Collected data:
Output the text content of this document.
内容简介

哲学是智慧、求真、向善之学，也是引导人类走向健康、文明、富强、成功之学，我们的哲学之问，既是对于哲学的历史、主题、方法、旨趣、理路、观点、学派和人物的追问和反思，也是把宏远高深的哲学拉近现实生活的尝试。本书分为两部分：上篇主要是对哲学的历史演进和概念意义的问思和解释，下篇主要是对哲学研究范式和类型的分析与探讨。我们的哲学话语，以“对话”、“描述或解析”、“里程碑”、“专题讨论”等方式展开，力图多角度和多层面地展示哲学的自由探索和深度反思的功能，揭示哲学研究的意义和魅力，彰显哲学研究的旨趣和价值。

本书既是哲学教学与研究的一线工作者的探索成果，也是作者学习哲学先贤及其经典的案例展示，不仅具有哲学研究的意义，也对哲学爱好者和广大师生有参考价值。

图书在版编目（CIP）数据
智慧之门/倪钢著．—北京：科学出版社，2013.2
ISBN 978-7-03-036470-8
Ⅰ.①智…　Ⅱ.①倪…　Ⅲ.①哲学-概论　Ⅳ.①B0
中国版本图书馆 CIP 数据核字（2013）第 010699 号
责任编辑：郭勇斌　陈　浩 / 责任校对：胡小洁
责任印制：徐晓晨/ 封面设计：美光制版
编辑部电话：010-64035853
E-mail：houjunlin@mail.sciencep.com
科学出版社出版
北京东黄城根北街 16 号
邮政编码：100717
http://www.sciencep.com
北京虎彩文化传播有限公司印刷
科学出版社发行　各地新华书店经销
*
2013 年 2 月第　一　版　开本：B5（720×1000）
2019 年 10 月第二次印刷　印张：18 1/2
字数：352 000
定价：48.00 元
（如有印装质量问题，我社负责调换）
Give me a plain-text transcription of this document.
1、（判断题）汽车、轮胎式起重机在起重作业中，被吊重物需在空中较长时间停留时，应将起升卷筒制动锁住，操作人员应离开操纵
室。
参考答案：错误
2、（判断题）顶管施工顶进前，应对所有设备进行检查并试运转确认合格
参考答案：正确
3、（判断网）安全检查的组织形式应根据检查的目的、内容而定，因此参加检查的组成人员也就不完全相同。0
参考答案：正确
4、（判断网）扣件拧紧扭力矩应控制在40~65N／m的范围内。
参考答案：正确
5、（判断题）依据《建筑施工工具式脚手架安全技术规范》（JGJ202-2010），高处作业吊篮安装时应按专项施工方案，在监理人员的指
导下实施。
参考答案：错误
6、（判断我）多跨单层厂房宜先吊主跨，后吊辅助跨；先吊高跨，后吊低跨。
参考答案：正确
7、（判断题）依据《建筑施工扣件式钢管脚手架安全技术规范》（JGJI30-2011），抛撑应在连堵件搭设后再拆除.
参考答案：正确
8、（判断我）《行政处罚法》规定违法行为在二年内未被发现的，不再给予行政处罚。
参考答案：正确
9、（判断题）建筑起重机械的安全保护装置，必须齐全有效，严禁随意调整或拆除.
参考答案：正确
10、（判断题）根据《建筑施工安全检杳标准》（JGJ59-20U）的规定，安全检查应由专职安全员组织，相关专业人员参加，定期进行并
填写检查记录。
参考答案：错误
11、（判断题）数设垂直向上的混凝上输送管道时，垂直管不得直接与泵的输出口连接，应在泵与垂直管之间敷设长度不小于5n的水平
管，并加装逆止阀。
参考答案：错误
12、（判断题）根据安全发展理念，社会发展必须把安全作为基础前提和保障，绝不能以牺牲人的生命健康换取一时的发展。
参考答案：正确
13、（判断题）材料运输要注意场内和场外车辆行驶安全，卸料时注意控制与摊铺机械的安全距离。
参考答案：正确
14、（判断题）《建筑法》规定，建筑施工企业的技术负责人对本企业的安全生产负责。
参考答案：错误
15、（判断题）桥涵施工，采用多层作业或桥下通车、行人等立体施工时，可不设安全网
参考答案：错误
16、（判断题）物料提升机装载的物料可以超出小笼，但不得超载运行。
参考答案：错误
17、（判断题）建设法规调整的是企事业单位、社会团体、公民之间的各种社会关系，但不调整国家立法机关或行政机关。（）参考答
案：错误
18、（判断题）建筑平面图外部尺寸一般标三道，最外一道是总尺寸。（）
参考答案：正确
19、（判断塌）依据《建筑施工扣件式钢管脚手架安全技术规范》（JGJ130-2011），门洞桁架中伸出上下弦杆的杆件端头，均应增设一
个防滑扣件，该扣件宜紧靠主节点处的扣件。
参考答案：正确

▸ SHORT PROBLEM:
The listing above must be transcribed exactly, line by line.

▸ RESULT OF THIS EXERCISE:
Output the text content of this document.
内容简介

哲学是智慧、求真、向善之学，也是引导人类走向健康、文明、富强、成功之学，我们的哲学之问，既是对于哲学的历史、主题、方法、旨趣、理路、观点、学派和人物的追问和反思，也是把宏远高深的哲学拉近现实生活的尝试。本书分为两部分：上篇主要是对哲学的历史演进和概念意义的问思和解释，下篇主要是对哲学研究范式和类型的分析与探讨。我们的哲学话语，以“对话”、“描述或解析”、“里程碑”、“专题讨论”等方式展开，力图多角度和多层面地展示哲学的自由探索和深度反思的功能，揭示哲学研究的意义和魅力，彰显哲学研究的旨趣和价值。

本书既是哲学教学与研究的一线工作者的探索成果，也是作者学习哲学先贤及其经典的案例展示，不仅具有哲学研究的意义，也对哲学爱好者和广大师生有参考价值。

图书在版编目（CIP）数据
智慧之门/倪钢著．—北京：科学出版社，2013.2
ISBN 978-7-03-036470-8
Ⅰ.①智…　Ⅱ.①倪…　Ⅲ.①哲学-概论　Ⅳ.①B0
中国版本图书馆 CIP 数据核字（2013）第 010699 号
责任编辑：郭勇斌　陈　浩 / 责任校对：胡小洁
责任印制：徐晓晨/ 封面设计：美光制版
编辑部电话：010-64035853
E-mail：houjunlin@mail.sciencep.com
科学出版社出版
北京东黄城根北街 16 号
邮政编码：100717
http://www.sciencep.com
北京虎彩文化传播有限公司印刷
科学出版社发行　各地新华书店经销
*
2013 年 2 月第　一　版　开本：B5（720×1000）
2019 年 10 月第二次印刷　印张：18 1/2
字数：352 000
定价：48.00 元
（如有印装质量问题，我社负责调换）
Give me a plain-text transcription of this document.
1、（判断题）汽车、轮胎式起重机在起重作业中，被吊重物需在空中较长时间停留时，应将起升卷筒制动锁住，操作人员应离开操纵
室。
参考答案：错误
2、（判断题）顶管施工顶进前，应对所有设备进行检查并试运转确认合格
参考答案：正确
3、（判断网）安全检查的组织形式应根据检查的目的、内容而定，因此参加检查的组成人员也就不完全相同。0
参考答案：正确
4、（判断网）扣件拧紧扭力矩应控制在40~65N／m的范围内。
参考答案：正确
5、（判断题）依据《建筑施工工具式脚手架安全技术规范》（JGJ202-2010），高处作业吊篮安装时应按专项施工方案，在监理人员的指
导下实施。
参考答案：错误
6、（判断我）多跨单层厂房宜先吊主跨，后吊辅助跨；先吊高跨，后吊低跨。
参考答案：正确
7、（判断题）依据《建筑施工扣件式钢管脚手架安全技术规范》（JGJI30-2011），抛撑应在连堵件搭设后再拆除.
参考答案：正确
8、（判断我）《行政处罚法》规定违法行为在二年内未被发现的，不再给予行政处罚。
参考答案：正确
9、（判断题）建筑起重机械的安全保护装置，必须齐全有效，严禁随意调整或拆除.
参考答案：正确
10、（判断题）根据《建筑施工安全检杳标准》（JGJ59-20U）的规定，安全检查应由专职安全员组织，相关专业人员参加，定期进行并
填写检查记录。
参考答案：错误
11、（判断题）数设垂直向上的混凝上输送管道时，垂直管不得直接与泵的输出口连接，应在泵与垂直管之间敷设长度不小于5n的水平
管，并加装逆止阀。
参考答案：错误
12、（判断题）根据安全发展理念，社会发展必须把安全作为基础前提和保障，绝不能以牺牲人的生命健康换取一时的发展。
参考答案：正确
13、（判断题）材料运输要注意场内和场外车辆行驶安全，卸料时注意控制与摊铺机械的安全距离。
参考答案：正确
14、（判断题）《建筑法》规定，建筑施工企业的技术负责人对本企业的安全生产负责。
参考答案：错误
15、（判断题）桥涵施工，采用多层作业或桥下通车、行人等立体施工时，可不设安全网
参考答案：错误
16、（判断题）物料提升机装载的物料可以超出小笼，但不得超载运行。
参考答案：错误
17、（判断题）建设法规调整的是企事业单位、社会团体、公民之间的各种社会关系，但不调整国家立法机关或行政机关。（）参考答
案：错误
18、（判断题）建筑平面图外部尺寸一般标三道，最外一道是总尺寸。（）
参考答案：正确
19、（判断塌）依据《建筑施工扣件式钢管脚手架安全技术规范》（JGJ130-2011），门洞桁架中伸出上下弦杆的杆件端头，均应增设一
个防滑扣件，该扣件宜紧靠主节点处的扣件。
参考答案：正确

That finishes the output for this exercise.